## WORK REQUIRED
What follows is a set of records; give them all back exactly.

---- DATASET ENTRIES

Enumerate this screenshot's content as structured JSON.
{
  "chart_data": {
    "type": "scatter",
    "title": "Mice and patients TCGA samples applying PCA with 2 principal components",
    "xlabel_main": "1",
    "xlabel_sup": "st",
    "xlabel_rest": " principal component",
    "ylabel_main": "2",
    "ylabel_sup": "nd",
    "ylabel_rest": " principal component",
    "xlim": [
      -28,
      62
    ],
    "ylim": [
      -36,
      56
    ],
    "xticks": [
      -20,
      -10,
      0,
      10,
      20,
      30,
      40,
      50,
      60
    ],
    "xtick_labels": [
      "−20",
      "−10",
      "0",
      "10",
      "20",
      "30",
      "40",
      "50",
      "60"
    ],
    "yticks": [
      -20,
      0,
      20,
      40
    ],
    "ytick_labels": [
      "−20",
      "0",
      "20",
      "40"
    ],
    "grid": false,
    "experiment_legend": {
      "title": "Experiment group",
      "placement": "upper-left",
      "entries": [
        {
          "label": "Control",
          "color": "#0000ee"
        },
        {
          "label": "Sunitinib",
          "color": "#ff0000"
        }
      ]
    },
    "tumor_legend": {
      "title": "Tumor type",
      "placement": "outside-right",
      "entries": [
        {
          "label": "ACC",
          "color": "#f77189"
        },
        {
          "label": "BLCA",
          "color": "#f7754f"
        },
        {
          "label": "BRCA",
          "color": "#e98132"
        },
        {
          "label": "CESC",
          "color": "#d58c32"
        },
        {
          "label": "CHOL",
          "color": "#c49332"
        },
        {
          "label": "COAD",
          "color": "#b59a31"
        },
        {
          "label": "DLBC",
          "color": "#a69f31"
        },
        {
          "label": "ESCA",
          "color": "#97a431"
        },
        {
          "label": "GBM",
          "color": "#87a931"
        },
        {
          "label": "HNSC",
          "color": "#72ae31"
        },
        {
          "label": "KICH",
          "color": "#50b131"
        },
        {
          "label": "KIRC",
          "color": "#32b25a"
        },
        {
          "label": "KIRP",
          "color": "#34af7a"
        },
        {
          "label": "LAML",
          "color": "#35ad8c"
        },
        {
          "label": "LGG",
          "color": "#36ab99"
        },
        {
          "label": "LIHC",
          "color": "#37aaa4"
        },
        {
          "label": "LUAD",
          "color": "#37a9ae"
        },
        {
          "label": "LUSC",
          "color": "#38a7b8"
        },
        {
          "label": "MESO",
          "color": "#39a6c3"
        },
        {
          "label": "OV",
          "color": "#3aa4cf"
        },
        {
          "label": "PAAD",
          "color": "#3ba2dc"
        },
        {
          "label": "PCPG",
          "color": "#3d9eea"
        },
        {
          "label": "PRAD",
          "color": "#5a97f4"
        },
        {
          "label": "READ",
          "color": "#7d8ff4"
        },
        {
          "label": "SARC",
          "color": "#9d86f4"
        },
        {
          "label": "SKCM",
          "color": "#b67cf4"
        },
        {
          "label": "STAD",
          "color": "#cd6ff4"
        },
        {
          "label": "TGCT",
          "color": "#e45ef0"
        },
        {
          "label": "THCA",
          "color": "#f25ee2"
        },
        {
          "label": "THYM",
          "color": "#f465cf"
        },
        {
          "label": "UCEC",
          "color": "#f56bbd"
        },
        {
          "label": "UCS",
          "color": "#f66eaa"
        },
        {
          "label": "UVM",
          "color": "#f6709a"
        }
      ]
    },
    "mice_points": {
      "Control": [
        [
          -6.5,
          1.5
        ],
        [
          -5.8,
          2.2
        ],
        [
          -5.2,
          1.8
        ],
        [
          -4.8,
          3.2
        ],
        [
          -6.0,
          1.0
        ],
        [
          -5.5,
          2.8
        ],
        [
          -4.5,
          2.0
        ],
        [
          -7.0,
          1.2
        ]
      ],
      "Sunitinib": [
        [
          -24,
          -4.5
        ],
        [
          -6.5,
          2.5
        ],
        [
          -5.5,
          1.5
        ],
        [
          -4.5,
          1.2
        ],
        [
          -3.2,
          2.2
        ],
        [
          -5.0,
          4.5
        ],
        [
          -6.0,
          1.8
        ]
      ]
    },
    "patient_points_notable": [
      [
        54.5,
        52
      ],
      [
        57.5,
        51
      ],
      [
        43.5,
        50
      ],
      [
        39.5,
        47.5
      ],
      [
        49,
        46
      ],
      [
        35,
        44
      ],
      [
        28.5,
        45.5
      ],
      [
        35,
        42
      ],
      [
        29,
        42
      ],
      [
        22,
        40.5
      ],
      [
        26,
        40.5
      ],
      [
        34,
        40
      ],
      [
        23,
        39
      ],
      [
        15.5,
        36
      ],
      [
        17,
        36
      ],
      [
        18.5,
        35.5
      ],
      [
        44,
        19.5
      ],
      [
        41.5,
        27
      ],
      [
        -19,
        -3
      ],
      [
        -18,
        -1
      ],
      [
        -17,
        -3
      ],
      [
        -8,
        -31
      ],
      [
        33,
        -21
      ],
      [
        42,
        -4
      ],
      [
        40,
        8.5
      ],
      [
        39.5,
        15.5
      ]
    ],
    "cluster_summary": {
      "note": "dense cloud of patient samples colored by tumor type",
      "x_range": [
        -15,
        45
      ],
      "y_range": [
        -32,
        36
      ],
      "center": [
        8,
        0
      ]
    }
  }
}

--------

## COMPLETED TASK
Enumerate this screenshot's content as structured JSON.
{
  "chart_data": {
    "type": "scatter",
    "title": "Mice and patients TCGA samples applying PCA with 2 principal components",
    "xlabel_main": "1",
    "xlabel_sup": "st",
    "xlabel_rest": " principal component",
    "ylabel_main": "2",
    "ylabel_sup": "nd",
    "ylabel_rest": " principal component",
    "xlim": [
      -28,
      62
    ],
    "ylim": [
      -36,
      56
    ],
    "xticks": [
      -20,
      -10,
      0,
      10,
      20,
      30,
      40,
      50,
      60
    ],
    "xtick_labels": [
      "−20",
      "−10",
      "0",
      "10",
      "20",
      "30",
      "40",
      "50",
      "60"
    ],
    "yticks": [
      -20,
      0,
      20,
      40
    ],
    "ytick_labels": [
      "−20",
      "0",
      "20",
      "40"
    ],
    "grid": false,
    "experiment_legend": {
      "title": "Experiment group",
      "placement": "upper-left",
      "entries": [
        {
          "label": "Control",
          "color": "#0000ee"
        },
        {
          "label": "Sunitinib",
          "color": "#ff0000"
        }
      ]
    },
    "tumor_legend": {
      "title": "Tumor type",
      "placement": "outside-right",
      "entries": [
        {
          "label": "ACC",
          "color": "#f77189"
        },
        {
          "label": "BLCA",
          "color": "#f7754f"
        },
        {
          "label": "BRCA",
          "color": "#e98132"
        },
        {
          "label": "CESC",
          "color": "#d58c32"
        },
        {
          "label": "CHOL",
          "color": "#c49332"
        },
        {
          "label": "COAD",
          "color": "#b59a31"
        },
        {
          "label": "DLBC",
          "color": "#a69f31"
        },
        {
          "label": "ESCA",
          "color": "#97a431"
        },
        {
          "label": "GBM",
          "color": "#87a931"
        },
        {
          "label": "HNSC",
          "color": "#72ae31"
        },
        {
          "label": "KICH",
          "color": "#50b131"
        },
        {
          "label": "KIRC",
          "color": "#32b25a"
        },
        {
          "label": "KIRP",
          "color": "#34af7a"
        },
        {
          "label": "LAML",
          "color": "#35ad8c"
        },
        {
          "label": "LGG",
          "color": "#36ab99"
        },
        {
          "label": "LIHC",
          "color": "#37aaa4"
        },
        {
          "label": "LUAD",
          "color": "#37a9ae"
        },
        {
          "label": "LUSC",
          "color": "#38a7b8"
        },
        {
          "label": "MESO",
          "color": "#39a6c3"
        },
        {
          "label": "OV",
          "color": "#3aa4cf"
        },
        {
          "label": "PAAD",
          "color": "#3ba2dc"
        },
        {
          "label": "PCPG",
          "color": "#3d9eea"
        },
        {
          "label": "PRAD",
          "color": "#5a97f4"
        },
        {
          "label": "READ",
          "color": "#7d8ff4"
        },
        {
          "label": "SARC",
          "color": "#9d86f4"
        },
        {
          "label": "SKCM",
          "color": "#b67cf4"
        },
        {
          "label": "STAD",
          "color": "#cd6ff4"
        },
        {
          "label": "TGCT",
          "color": "#e45ef0"
        },
        {
          "label": "THCA",
          "color": "#f25ee2"
        },
        {
          "label": "THYM",
          "color": "#f465cf"
        },
        {
          "label": "UCEC",
          "color": "#f56bbd"
        },
        {
          "label": "UCS",
          "color": "#f66eaa"
        },
        {
          "label": "UVM",
          "color": "#f6709a"
        }
      ]
    },
    "mice_points": {
      "Control": [
        [
          -6.5,
          1.5
        ],
        [
          -5.8,
          2.2
        ],
        [
          -5.2,
          1.8
        ],
        [
          -4.8,
          3.2
        ],
        [
          -6.0,
          1.0
        ],
        [
          -5.5,
          2.8
        ],
        [
          -4.5,
          2.0
        ],
        [
          -7.0,
          1.2
        ]
      ],
      "Sunitinib": [
        [
          -24,
          -4.5
        ],
        [
          -6.5,
          2.5
        ],
        [
          -5.5,
          1.5
        ],
        [
          -4.5,
          1.2
        ],
        [
          -3.2,
          2.2
        ],
        [
          -5.0,
          4.5
        ],
        [
          -6.0,
          1.8
        ]
      ]
    },
    "patient_points_notable": [
      [
        54.5,
        52
      ],
      [
        57.5,
        51
      ],
      [
        43.5,
        50
      ],
      [
        39.5,
        47.5
      ],
      [
        49,
        46
      ],
      [
        35,
        44
      ],
      [
        28.5,
        45.5
      ],
      [
        35,
        42
      ],
      [
        29,
        42
      ],
      [
        22,
        40.5
      ],
      [
        26,
        40.5
      ],
      [
        34,
        40
      ],
      [
        23,
        39
      ],
      [
        15.5,
        36
      ],
      [
        17,
        36
      ],
      [
        18.5,
        35.5
      ],
      [
        44,
        19.5
      ],
      [
        41.5,
        27
      ],
      [
        -19,
        -3
      ],
      [
        -18,
        -1
      ],
      [
        -17,
        -3
      ],
      [
        -8,
        -31
      ],
      [
        33,
        -21
      ],
      [
        42,
        -4
      ],
      [
        40,
        8.5
      ],
      [
        39.5,
        15.5
      ]
    ],
    "cluster_summary": {
      "note": "dense cloud of patient samples colored by tumor type",
      "x_range": [
        -15,
        45
      ],
      "y_range": [
        -32,
        36
      ],
      "center": [
        8,
        0
      ]
    }
  }
}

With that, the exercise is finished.